» **Information given**:
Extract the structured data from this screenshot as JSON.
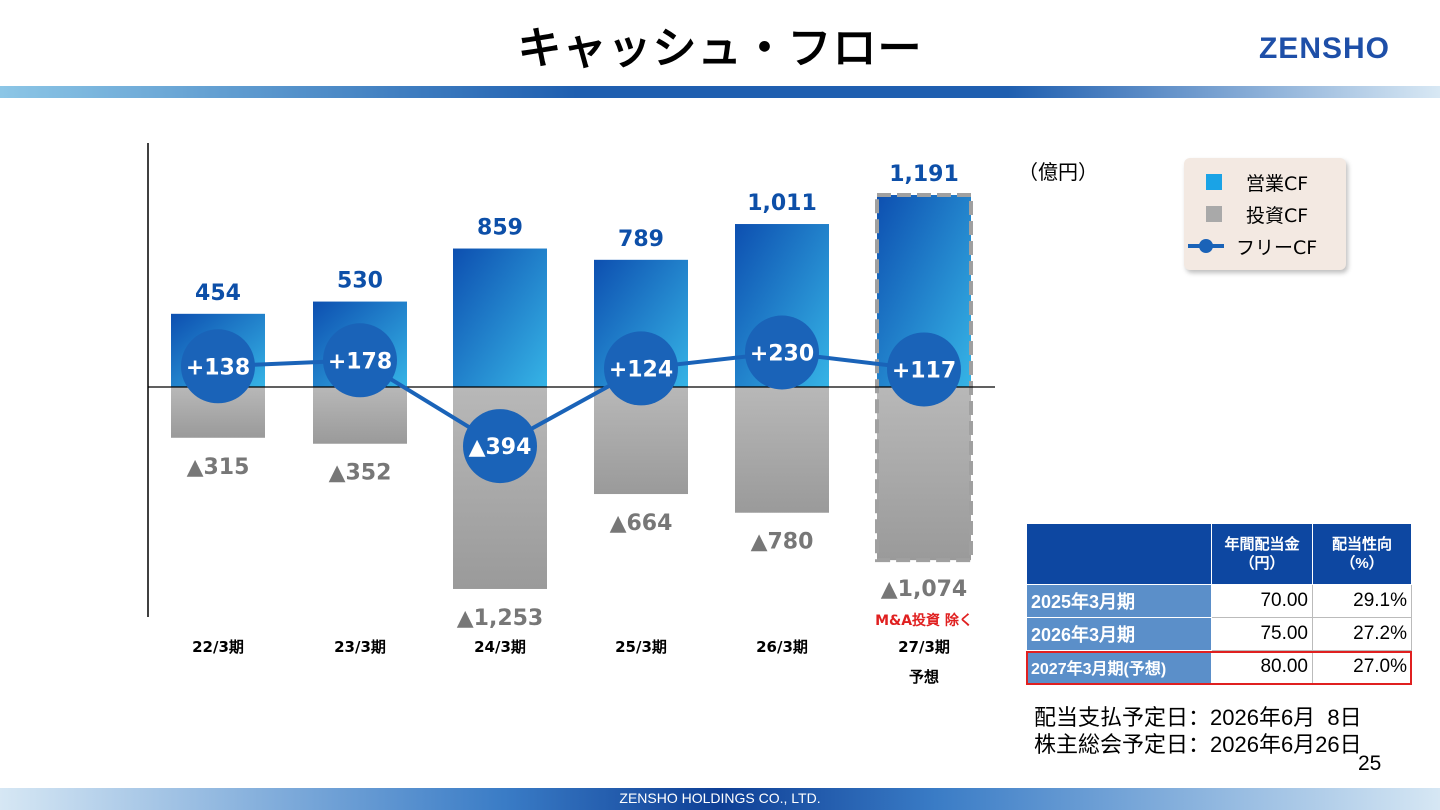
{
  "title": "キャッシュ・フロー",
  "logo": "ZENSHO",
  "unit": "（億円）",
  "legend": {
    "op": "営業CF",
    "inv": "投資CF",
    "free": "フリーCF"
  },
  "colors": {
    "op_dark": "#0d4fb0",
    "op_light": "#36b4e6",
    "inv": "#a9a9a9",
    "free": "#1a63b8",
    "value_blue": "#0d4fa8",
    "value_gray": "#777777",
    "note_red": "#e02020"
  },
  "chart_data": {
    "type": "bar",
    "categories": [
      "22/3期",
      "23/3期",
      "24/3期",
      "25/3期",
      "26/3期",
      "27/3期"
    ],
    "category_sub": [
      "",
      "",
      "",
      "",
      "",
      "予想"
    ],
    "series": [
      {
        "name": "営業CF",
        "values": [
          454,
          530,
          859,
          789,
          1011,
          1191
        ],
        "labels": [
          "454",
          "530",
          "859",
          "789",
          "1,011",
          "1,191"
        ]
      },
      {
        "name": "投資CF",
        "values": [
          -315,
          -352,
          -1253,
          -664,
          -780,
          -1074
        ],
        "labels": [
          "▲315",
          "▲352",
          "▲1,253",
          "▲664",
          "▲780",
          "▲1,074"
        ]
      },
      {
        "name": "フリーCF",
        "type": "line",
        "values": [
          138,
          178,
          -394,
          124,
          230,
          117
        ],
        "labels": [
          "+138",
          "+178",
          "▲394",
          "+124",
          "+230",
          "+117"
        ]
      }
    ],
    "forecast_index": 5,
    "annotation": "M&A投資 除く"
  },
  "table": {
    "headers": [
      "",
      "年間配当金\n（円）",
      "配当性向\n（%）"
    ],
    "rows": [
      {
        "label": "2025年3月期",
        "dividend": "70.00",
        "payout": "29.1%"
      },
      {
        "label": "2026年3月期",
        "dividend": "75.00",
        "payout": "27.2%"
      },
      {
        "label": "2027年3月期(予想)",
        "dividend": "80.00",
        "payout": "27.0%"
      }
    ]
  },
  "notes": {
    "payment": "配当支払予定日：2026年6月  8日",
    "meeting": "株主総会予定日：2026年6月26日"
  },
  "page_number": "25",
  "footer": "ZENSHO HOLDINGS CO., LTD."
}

==

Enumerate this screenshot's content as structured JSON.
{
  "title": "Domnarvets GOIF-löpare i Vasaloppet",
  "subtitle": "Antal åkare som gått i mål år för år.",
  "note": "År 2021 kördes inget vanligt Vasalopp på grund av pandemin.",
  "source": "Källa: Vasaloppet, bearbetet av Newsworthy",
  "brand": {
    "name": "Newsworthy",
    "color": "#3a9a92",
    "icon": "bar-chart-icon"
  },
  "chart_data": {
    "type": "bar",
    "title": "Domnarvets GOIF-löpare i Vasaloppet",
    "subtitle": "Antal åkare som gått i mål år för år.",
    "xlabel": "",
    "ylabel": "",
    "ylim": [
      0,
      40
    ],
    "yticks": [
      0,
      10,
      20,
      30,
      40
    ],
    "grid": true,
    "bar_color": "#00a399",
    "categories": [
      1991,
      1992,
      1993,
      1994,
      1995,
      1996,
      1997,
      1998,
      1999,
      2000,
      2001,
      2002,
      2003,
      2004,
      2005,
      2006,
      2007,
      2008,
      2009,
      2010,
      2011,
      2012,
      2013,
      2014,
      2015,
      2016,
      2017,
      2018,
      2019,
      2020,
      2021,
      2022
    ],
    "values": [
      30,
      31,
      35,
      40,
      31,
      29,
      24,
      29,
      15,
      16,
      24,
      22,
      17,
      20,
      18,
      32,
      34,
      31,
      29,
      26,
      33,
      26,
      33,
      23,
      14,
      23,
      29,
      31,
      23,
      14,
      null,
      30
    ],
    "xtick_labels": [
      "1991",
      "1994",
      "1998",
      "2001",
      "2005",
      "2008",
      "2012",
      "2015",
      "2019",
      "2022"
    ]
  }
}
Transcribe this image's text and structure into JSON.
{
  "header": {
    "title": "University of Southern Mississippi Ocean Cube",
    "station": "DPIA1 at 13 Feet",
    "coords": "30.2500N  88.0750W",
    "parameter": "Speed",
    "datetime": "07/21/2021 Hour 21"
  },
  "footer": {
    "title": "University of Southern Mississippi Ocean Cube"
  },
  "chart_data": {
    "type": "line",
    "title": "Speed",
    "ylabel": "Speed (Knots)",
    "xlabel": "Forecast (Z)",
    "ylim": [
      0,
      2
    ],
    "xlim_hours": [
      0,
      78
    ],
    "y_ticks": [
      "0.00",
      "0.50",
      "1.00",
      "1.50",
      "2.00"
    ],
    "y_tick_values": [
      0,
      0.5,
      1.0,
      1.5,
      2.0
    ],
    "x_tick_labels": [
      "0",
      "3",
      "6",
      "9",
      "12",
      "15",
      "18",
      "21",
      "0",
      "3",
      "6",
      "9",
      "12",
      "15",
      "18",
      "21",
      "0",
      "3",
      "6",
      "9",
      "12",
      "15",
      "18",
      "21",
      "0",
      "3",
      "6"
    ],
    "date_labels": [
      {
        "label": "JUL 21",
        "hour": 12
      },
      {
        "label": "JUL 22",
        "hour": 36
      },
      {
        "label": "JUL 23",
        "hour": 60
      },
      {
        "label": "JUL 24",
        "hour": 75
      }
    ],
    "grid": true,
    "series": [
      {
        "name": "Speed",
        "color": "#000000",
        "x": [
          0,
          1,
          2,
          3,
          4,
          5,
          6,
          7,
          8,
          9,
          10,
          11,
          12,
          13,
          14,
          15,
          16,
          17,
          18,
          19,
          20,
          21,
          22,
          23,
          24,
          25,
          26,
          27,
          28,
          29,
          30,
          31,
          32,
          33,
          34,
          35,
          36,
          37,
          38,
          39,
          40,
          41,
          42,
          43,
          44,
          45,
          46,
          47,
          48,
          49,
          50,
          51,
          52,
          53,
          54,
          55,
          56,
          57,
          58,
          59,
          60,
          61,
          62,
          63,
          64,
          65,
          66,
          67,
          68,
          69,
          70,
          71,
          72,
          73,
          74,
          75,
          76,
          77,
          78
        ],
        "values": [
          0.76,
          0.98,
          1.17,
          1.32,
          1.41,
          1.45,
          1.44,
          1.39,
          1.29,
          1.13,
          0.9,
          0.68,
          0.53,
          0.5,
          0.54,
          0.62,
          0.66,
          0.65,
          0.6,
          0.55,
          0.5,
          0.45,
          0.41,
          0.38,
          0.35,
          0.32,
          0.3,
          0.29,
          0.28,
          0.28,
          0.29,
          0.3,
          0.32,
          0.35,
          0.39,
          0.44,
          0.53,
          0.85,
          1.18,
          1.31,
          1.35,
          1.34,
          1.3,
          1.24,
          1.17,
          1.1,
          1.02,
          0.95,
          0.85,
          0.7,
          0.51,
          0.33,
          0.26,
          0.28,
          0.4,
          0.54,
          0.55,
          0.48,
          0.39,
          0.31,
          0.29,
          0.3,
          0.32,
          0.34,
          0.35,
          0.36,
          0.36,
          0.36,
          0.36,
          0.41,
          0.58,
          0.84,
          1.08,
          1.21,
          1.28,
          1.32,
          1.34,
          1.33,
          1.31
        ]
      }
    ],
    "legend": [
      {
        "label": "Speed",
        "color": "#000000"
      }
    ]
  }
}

» **Problem description**: Go through the listing above and list every line that has the word "Domnarvets".

» **Expected answer**:
  "title": "Domnarvets GOIF-löpare i Vasaloppet",
    "title": "Domnarvets GOIF-löpare i Vasaloppet",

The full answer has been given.